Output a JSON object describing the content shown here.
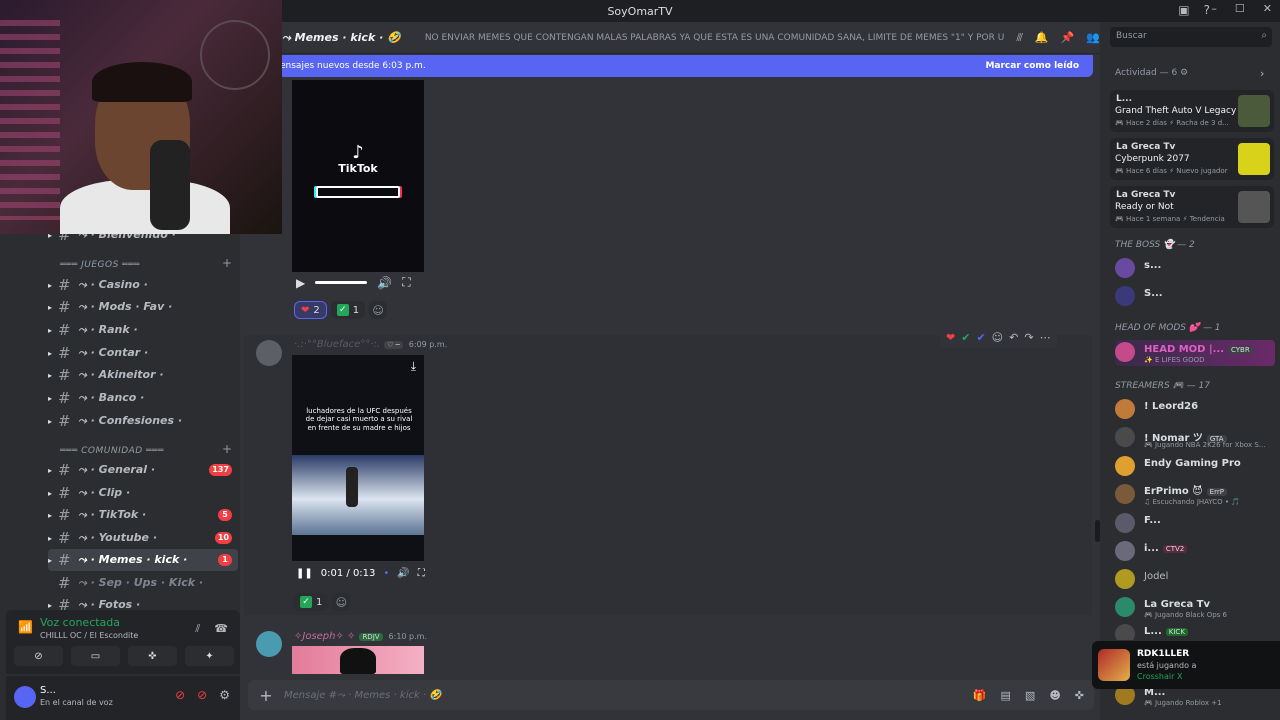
{
  "window": {
    "title": "SoyOmarTV",
    "controls": [
      "–",
      "☐",
      "✕"
    ]
  },
  "sidebar": {
    "categories": [
      {
        "label": "═══ JUEGOS ═══"
      },
      {
        "label": "═══ COMUNIDAD ═══"
      }
    ],
    "channels": [
      {
        "label": "⤳ · Bienvenido · ",
        "badge": ""
      },
      {
        "label": "⤳ · Casino · ",
        "badge": ""
      },
      {
        "label": "⤳ · Mods · Fav · ",
        "badge": ""
      },
      {
        "label": "⤳ · Rank · ",
        "badge": ""
      },
      {
        "label": "⤳ · Contar · ",
        "badge": ""
      },
      {
        "label": "⤳ · Akineitor · ",
        "badge": ""
      },
      {
        "label": "⤳ · Banco · ",
        "badge": ""
      },
      {
        "label": "⤳ · Confesiones · ",
        "badge": ""
      },
      {
        "label": "⤳ · General · ",
        "badge": "137"
      },
      {
        "label": "⤳ · Clip · ",
        "badge": ""
      },
      {
        "label": "⤳ · TikTok · ",
        "badge": "5"
      },
      {
        "label": "⤳ · Youtube · ",
        "badge": "10"
      },
      {
        "label": "⤳ · Memes · kick · ",
        "badge": "1"
      },
      {
        "label": "⤳ · Sep · Ups · Kick · ",
        "badge": ""
      },
      {
        "label": "⤳ · Fotos · ",
        "badge": ""
      }
    ],
    "voice": {
      "status": "Voz conectada",
      "channel": "CHILLL OC / El Escondite"
    },
    "user": {
      "name": "S...",
      "status": "En el canal de voz"
    }
  },
  "main": {
    "channel_name": "⤳ Memes · kick · 🤣",
    "topic": "NO ENVIAR MEMES QUE CONTENGAN MALAS PALABRAS YA QUE ESTA ES UNA COMUNIDAD SANA, LIMITE DE MEMES \"1\" Y POR ULTIMO EL ...",
    "new_messages": "ensajes nuevos desde 6:03 p.m.",
    "mark_read": "Marcar como leído",
    "video1": {
      "logo_text": "TikTok"
    },
    "reactions1": [
      {
        "emoji": "❤",
        "count": "2"
      },
      {
        "emoji": "✓",
        "count": "1"
      }
    ],
    "msg2": {
      "author": "·.:·°°Blueface°°·:.",
      "tag": "♡ ─",
      "time": "6:09 p.m.",
      "caption": "luchadores de la UFC después de dejar casi muerto a su rival en frente de su madre e hijos",
      "video_time": "0:01 / 0:13"
    },
    "reactions2": [
      {
        "emoji": "✓",
        "count": "1"
      }
    ],
    "msg3": {
      "author": "✧Joseph✧ ✧",
      "tag": "RDJV",
      "time": "6:10 p.m."
    },
    "composer_placeholder": "Mensaje #⤳ · Memes · kick · 🤣"
  },
  "right": {
    "search_placeholder": "Buscar",
    "activity_header": "Actividad — 6 ⚙",
    "activities": [
      {
        "who": "L...",
        "game": "Grand Theft Auto V Legacy",
        "meta": "🎮 Hace 2 días  ⚡ Racha de 3 d...",
        "thumb": "#4a5a3a"
      },
      {
        "who": "La Greca Tv",
        "game": "Cyberpunk 2077",
        "meta": "🎮 Hace 6 días  ⚡ Nuevo jugador",
        "thumb": "#d8d21a"
      },
      {
        "who": "La Greca Tv",
        "game": "Ready or Not",
        "meta": "🎮 Hace 1 semana  ⚡ Tendencia",
        "thumb": "#555555"
      }
    ],
    "groups": [
      {
        "label": "THE BOSS 👻 — 2"
      },
      {
        "label": "HEAD OF MODS 💕 — 1"
      },
      {
        "label": "STREAMERS 🎮 — 17"
      }
    ],
    "members": [
      {
        "name": "s...",
        "sub": "",
        "tag": "",
        "color": "#6a4aa0"
      },
      {
        "name": "S...",
        "sub": "",
        "tag": "",
        "color": "#3a3a7a"
      },
      {
        "name": "HEAD MOD |...",
        "sub": "✨ E LIFES GOOD",
        "tag": "CYBR",
        "color": "#c44a8a"
      },
      {
        "name": "! Leord26",
        "sub": "",
        "tag": "",
        "color": "#c07a3a"
      },
      {
        "name": "! Nomar ツ",
        "sub": "🎮 Jugando NBA 2K26 for Xbox S...",
        "tag": "GTA",
        "color": "#4a4a4a"
      },
      {
        "name": "Endy Gaming Pro",
        "sub": "",
        "tag": "",
        "color": "#e0a030"
      },
      {
        "name": "ErPrimo 😈",
        "sub": "♫ Escuchando JHAYCO • 🎵",
        "tag": "ErrP",
        "color": "#7a5a3a"
      },
      {
        "name": "F...",
        "sub": "",
        "tag": "",
        "color": "#5a5a6a"
      },
      {
        "name": "i...",
        "sub": "",
        "tag": "CTV2",
        "color": "#6a6a7a"
      },
      {
        "name": "Jodel",
        "sub": "",
        "tag": "",
        "color": "#b09a20"
      },
      {
        "name": "La Greca Tv",
        "sub": "🎮 Jugando Black Ops 6",
        "tag": "",
        "color": "#2a8a6a"
      },
      {
        "name": "L...",
        "sub": "",
        "tag": "KICK",
        "color": "#4a4a4a"
      },
      {
        "name": "M...",
        "sub": "🎮 Jugando Roblox +1",
        "tag": "",
        "color": "#a07a20"
      }
    ],
    "toast": {
      "name": "RDK1LLER",
      "status": "está jugando a",
      "game": "Crosshair X"
    }
  },
  "colors": {
    "accent": "#5865f2",
    "online": "#23a55a",
    "danger": "#f23f43"
  }
}
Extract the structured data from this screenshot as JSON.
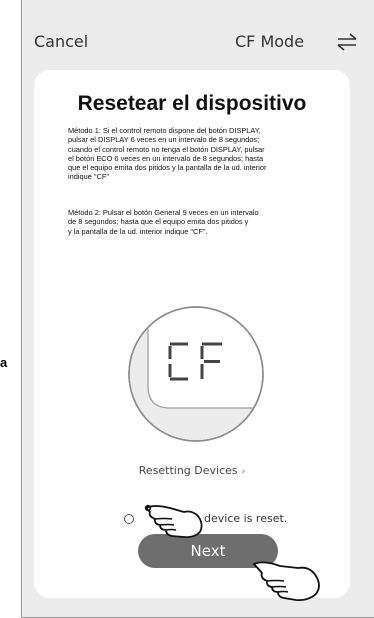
{
  "outside": {
    "margin_letter": "a"
  },
  "header": {
    "cancel_label": "Cancel",
    "mode_label": "CF Mode",
    "switch_icon": "swap-arrows-icon"
  },
  "card": {
    "title": "Resetear el dispositivo",
    "method1_lines": [
      "Método 1: Si el control remoto dispone del botón DISPLAY,",
      "pulsar el DISPLAY 6 veces en un intervalo de 8 segundos;",
      "cuando el control remoto no tenga el botón DISPLAY, pulsar",
      "el botón ECO  6 veces en un intervalo de 8 segundos; hasta",
      "que el equipo emita dos pitidos y la pantalla de la ud. interior",
      "indique \"CF\""
    ],
    "method2_lines": [
      "Método 2: Pulsar el botón General 9 veces en un intervalo",
      "de 8 segundos; hasta que el equipo emita dos pitidos y",
      "y la pantalla de la ud. interior indique \"CF\"."
    ],
    "display_code": "CF",
    "resetting_label": "Resetting Devices",
    "confirm_text": "n the device is reset.",
    "next_label": "Next"
  },
  "colors": {
    "phone_bg": "#ececec",
    "card_bg": "#ffffff",
    "button_bg": "#6e6e6e",
    "text": "#333333"
  }
}
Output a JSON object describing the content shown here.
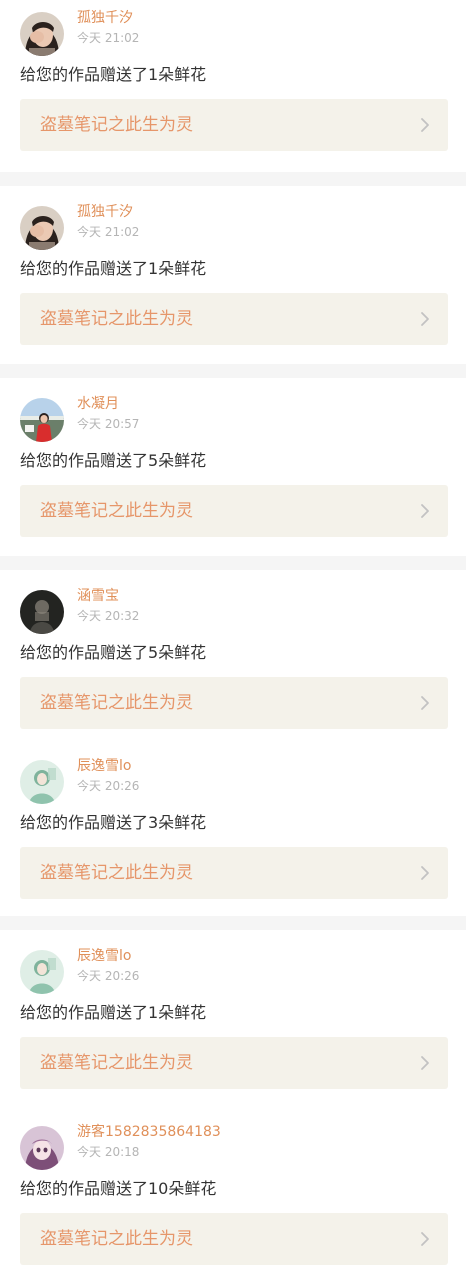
{
  "colors": {
    "page_background": "#f5f5f5",
    "card_background": "#ffffff",
    "username": "#e0905a",
    "time": "#b5b5b5",
    "message": "#333333",
    "work_link_background": "#f4f2ea",
    "work_title": "#e6966a",
    "chevron": "#c2c2c2"
  },
  "notifications": [
    {
      "avatar_icon": "avatar-girl-covering-eye",
      "username": "孤独千汐",
      "time": "今天 21:02",
      "message": "给您的作品赠送了1朵鲜花",
      "work_title": "盗墓笔记之此生为灵",
      "chevron_icon": "chevron-right-icon"
    },
    {
      "avatar_icon": "avatar-girl-covering-eye",
      "username": "孤独千汐",
      "time": "今天 21:02",
      "message": "给您的作品赠送了1朵鲜花",
      "work_title": "盗墓笔记之此生为灵",
      "chevron_icon": "chevron-right-icon"
    },
    {
      "avatar_icon": "avatar-girl-red-dress-outdoor",
      "username": "水凝月",
      "time": "今天 20:57",
      "message": "给您的作品赠送了5朵鲜花",
      "work_title": "盗墓笔记之此生为灵",
      "chevron_icon": "chevron-right-icon"
    },
    {
      "avatar_icon": "avatar-dark-portrait",
      "username": "涵雪宝",
      "time": "今天 20:32",
      "message": "给您的作品赠送了5朵鲜花",
      "work_title": "盗墓笔记之此生为灵",
      "chevron_icon": "chevron-right-icon"
    },
    {
      "avatar_icon": "avatar-girl-green-illustration",
      "username": "辰逸雪lo",
      "time": "今天 20:26",
      "message": "给您的作品赠送了3朵鲜花",
      "work_title": "盗墓笔记之此生为灵",
      "chevron_icon": "chevron-right-icon"
    },
    {
      "avatar_icon": "avatar-girl-green-illustration",
      "username": "辰逸雪lo",
      "time": "今天 20:26",
      "message": "给您的作品赠送了1朵鲜花",
      "work_title": "盗墓笔记之此生为灵",
      "chevron_icon": "chevron-right-icon"
    },
    {
      "avatar_icon": "avatar-anime-girl-purple",
      "username": "游客1582835864183",
      "time": "今天 20:18",
      "message": "给您的作品赠送了10朵鲜花",
      "work_title": "盗墓笔记之此生为灵",
      "chevron_icon": "chevron-right-icon"
    }
  ]
}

__________________________________________________

Go through the records above and copy every line with the word "avatar".

      "avatar_icon": "avatar-girl-covering-eye",
      "avatar_icon": "avatar-girl-covering-eye",
      "avatar_icon": "avatar-girl-red-dress-outdoor",
      "avatar_icon": "avatar-dark-portrait",
      "avatar_icon": "avatar-girl-green-illustration",
      "avatar_icon": "avatar-girl-green-illustration",
      "avatar_icon": "avatar-anime-girl-purple",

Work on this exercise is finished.